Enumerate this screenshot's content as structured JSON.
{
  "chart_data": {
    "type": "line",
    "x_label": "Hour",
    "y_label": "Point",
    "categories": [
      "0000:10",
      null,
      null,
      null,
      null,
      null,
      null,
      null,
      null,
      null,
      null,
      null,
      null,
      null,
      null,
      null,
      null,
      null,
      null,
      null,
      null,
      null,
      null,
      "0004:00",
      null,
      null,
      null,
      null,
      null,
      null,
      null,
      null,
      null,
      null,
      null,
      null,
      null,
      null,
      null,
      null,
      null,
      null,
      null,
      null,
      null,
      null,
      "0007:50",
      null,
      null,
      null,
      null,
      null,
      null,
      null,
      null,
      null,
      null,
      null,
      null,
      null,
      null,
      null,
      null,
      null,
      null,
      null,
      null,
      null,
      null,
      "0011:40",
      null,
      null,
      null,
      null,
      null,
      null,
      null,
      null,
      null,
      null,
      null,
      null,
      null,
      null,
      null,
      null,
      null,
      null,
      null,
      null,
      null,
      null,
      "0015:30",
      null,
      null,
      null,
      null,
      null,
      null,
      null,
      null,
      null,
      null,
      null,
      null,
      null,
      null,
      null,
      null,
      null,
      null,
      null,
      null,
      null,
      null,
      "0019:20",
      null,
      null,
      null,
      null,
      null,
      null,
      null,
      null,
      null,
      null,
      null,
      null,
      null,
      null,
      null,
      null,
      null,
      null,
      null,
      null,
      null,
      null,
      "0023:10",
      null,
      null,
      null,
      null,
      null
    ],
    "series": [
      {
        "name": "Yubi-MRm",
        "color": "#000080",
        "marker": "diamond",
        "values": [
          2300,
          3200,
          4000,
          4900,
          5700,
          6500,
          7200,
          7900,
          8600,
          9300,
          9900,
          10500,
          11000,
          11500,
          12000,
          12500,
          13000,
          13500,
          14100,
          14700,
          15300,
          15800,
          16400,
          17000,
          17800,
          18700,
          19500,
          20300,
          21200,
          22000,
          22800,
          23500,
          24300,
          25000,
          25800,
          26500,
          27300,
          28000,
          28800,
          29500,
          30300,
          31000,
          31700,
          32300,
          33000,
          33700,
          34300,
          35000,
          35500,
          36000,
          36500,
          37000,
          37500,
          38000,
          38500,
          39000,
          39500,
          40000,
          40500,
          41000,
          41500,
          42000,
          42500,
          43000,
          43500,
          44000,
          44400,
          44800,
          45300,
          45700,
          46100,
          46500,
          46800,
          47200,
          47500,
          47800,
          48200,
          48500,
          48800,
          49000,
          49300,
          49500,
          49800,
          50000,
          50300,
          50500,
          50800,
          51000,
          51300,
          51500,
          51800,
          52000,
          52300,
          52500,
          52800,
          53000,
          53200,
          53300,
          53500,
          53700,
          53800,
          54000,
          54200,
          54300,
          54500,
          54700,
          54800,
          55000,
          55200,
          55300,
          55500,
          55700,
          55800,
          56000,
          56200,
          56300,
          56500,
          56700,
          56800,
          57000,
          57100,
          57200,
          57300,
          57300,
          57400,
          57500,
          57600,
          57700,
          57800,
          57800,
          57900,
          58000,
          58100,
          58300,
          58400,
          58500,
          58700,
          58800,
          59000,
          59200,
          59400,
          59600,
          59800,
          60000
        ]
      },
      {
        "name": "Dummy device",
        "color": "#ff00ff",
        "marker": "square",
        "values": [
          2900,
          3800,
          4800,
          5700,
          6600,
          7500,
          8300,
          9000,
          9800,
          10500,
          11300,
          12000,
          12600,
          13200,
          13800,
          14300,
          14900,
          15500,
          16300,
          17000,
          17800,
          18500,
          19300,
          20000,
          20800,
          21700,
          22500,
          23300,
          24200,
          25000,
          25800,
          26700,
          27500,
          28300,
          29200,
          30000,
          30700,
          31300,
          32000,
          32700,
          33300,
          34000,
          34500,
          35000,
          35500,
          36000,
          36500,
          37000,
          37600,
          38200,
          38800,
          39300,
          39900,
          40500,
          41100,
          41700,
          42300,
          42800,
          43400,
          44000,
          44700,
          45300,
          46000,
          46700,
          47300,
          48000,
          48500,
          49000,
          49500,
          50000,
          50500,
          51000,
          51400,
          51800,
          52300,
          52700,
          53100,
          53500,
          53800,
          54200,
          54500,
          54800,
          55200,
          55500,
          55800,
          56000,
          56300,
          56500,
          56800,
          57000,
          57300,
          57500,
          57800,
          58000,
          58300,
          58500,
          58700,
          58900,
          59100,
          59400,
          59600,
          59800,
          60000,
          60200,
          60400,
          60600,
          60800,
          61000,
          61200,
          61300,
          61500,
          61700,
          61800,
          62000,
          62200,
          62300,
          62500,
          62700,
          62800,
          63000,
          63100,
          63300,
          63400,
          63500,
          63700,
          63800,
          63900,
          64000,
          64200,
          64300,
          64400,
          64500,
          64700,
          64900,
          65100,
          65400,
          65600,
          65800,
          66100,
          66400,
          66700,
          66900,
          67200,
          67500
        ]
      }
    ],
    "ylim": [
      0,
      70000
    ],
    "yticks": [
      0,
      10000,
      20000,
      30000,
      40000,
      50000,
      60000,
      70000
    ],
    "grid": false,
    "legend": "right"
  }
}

━━━━━━

Task details:
Please repeat all the records above exactly as they appear.

Correct result:
Enumerate this screenshot's content as structured JSON.
{
  "chart_data": {
    "type": "line",
    "x_label": "Hour",
    "y_label": "Point",
    "categories": [
      "0000:10",
      null,
      null,
      null,
      null,
      null,
      null,
      null,
      null,
      null,
      null,
      null,
      null,
      null,
      null,
      null,
      null,
      null,
      null,
      null,
      null,
      null,
      null,
      "0004:00",
      null,
      null,
      null,
      null,
      null,
      null,
      null,
      null,
      null,
      null,
      null,
      null,
      null,
      null,
      null,
      null,
      null,
      null,
      null,
      null,
      null,
      null,
      "0007:50",
      null,
      null,
      null,
      null,
      null,
      null,
      null,
      null,
      null,
      null,
      null,
      null,
      null,
      null,
      null,
      null,
      null,
      null,
      null,
      null,
      null,
      null,
      "0011:40",
      null,
      null,
      null,
      null,
      null,
      null,
      null,
      null,
      null,
      null,
      null,
      null,
      null,
      null,
      null,
      null,
      null,
      null,
      null,
      null,
      null,
      null,
      "0015:30",
      null,
      null,
      null,
      null,
      null,
      null,
      null,
      null,
      null,
      null,
      null,
      null,
      null,
      null,
      null,
      null,
      null,
      null,
      null,
      null,
      null,
      null,
      "0019:20",
      null,
      null,
      null,
      null,
      null,
      null,
      null,
      null,
      null,
      null,
      null,
      null,
      null,
      null,
      null,
      null,
      null,
      null,
      null,
      null,
      null,
      null,
      "0023:10",
      null,
      null,
      null,
      null,
      null
    ],
    "series": [
      {
        "name": "Yubi-MRm",
        "color": "#000080",
        "marker": "diamond",
        "values": [
          2300,
          3200,
          4000,
          4900,
          5700,
          6500,
          7200,
          7900,
          8600,
          9300,
          9900,
          10500,
          11000,
          11500,
          12000,
          12500,
          13000,
          13500,
          14100,
          14700,
          15300,
          15800,
          16400,
          17000,
          17800,
          18700,
          19500,
          20300,
          21200,
          22000,
          22800,
          23500,
          24300,
          25000,
          25800,
          26500,
          27300,
          28000,
          28800,
          29500,
          30300,
          31000,
          31700,
          32300,
          33000,
          33700,
          34300,
          35000,
          35500,
          36000,
          36500,
          37000,
          37500,
          38000,
          38500,
          39000,
          39500,
          40000,
          40500,
          41000,
          41500,
          42000,
          42500,
          43000,
          43500,
          44000,
          44400,
          44800,
          45300,
          45700,
          46100,
          46500,
          46800,
          47200,
          47500,
          47800,
          48200,
          48500,
          48800,
          49000,
          49300,
          49500,
          49800,
          50000,
          50300,
          50500,
          50800,
          51000,
          51300,
          51500,
          51800,
          52000,
          52300,
          52500,
          52800,
          53000,
          53200,
          53300,
          53500,
          53700,
          53800,
          54000,
          54200,
          54300,
          54500,
          54700,
          54800,
          55000,
          55200,
          55300,
          55500,
          55700,
          55800,
          56000,
          56200,
          56300,
          56500,
          56700,
          56800,
          57000,
          57100,
          57200,
          57300,
          57300,
          57400,
          57500,
          57600,
          57700,
          57800,
          57800,
          57900,
          58000,
          58100,
          58300,
          58400,
          58500,
          58700,
          58800,
          59000,
          59200,
          59400,
          59600,
          59800,
          60000
        ]
      },
      {
        "name": "Dummy device",
        "color": "#ff00ff",
        "marker": "square",
        "values": [
          2900,
          3800,
          4800,
          5700,
          6600,
          7500,
          8300,
          9000,
          9800,
          10500,
          11300,
          12000,
          12600,
          13200,
          13800,
          14300,
          14900,
          15500,
          16300,
          17000,
          17800,
          18500,
          19300,
          20000,
          20800,
          21700,
          22500,
          23300,
          24200,
          25000,
          25800,
          26700,
          27500,
          28300,
          29200,
          30000,
          30700,
          31300,
          32000,
          32700,
          33300,
          34000,
          34500,
          35000,
          35500,
          36000,
          36500,
          37000,
          37600,
          38200,
          38800,
          39300,
          39900,
          40500,
          41100,
          41700,
          42300,
          42800,
          43400,
          44000,
          44700,
          45300,
          46000,
          46700,
          47300,
          48000,
          48500,
          49000,
          49500,
          50000,
          50500,
          51000,
          51400,
          51800,
          52300,
          52700,
          53100,
          53500,
          53800,
          54200,
          54500,
          54800,
          55200,
          55500,
          55800,
          56000,
          56300,
          56500,
          56800,
          57000,
          57300,
          57500,
          57800,
          58000,
          58300,
          58500,
          58700,
          58900,
          59100,
          59400,
          59600,
          59800,
          60000,
          60200,
          60400,
          60600,
          60800,
          61000,
          61200,
          61300,
          61500,
          61700,
          61800,
          62000,
          62200,
          62300,
          62500,
          62700,
          62800,
          63000,
          63100,
          63300,
          63400,
          63500,
          63700,
          63800,
          63900,
          64000,
          64200,
          64300,
          64400,
          64500,
          64700,
          64900,
          65100,
          65400,
          65600,
          65800,
          66100,
          66400,
          66700,
          66900,
          67200,
          67500
        ]
      }
    ],
    "ylim": [
      0,
      70000
    ],
    "yticks": [
      0,
      10000,
      20000,
      30000,
      40000,
      50000,
      60000,
      70000
    ],
    "grid": false,
    "legend": "right"
  }
}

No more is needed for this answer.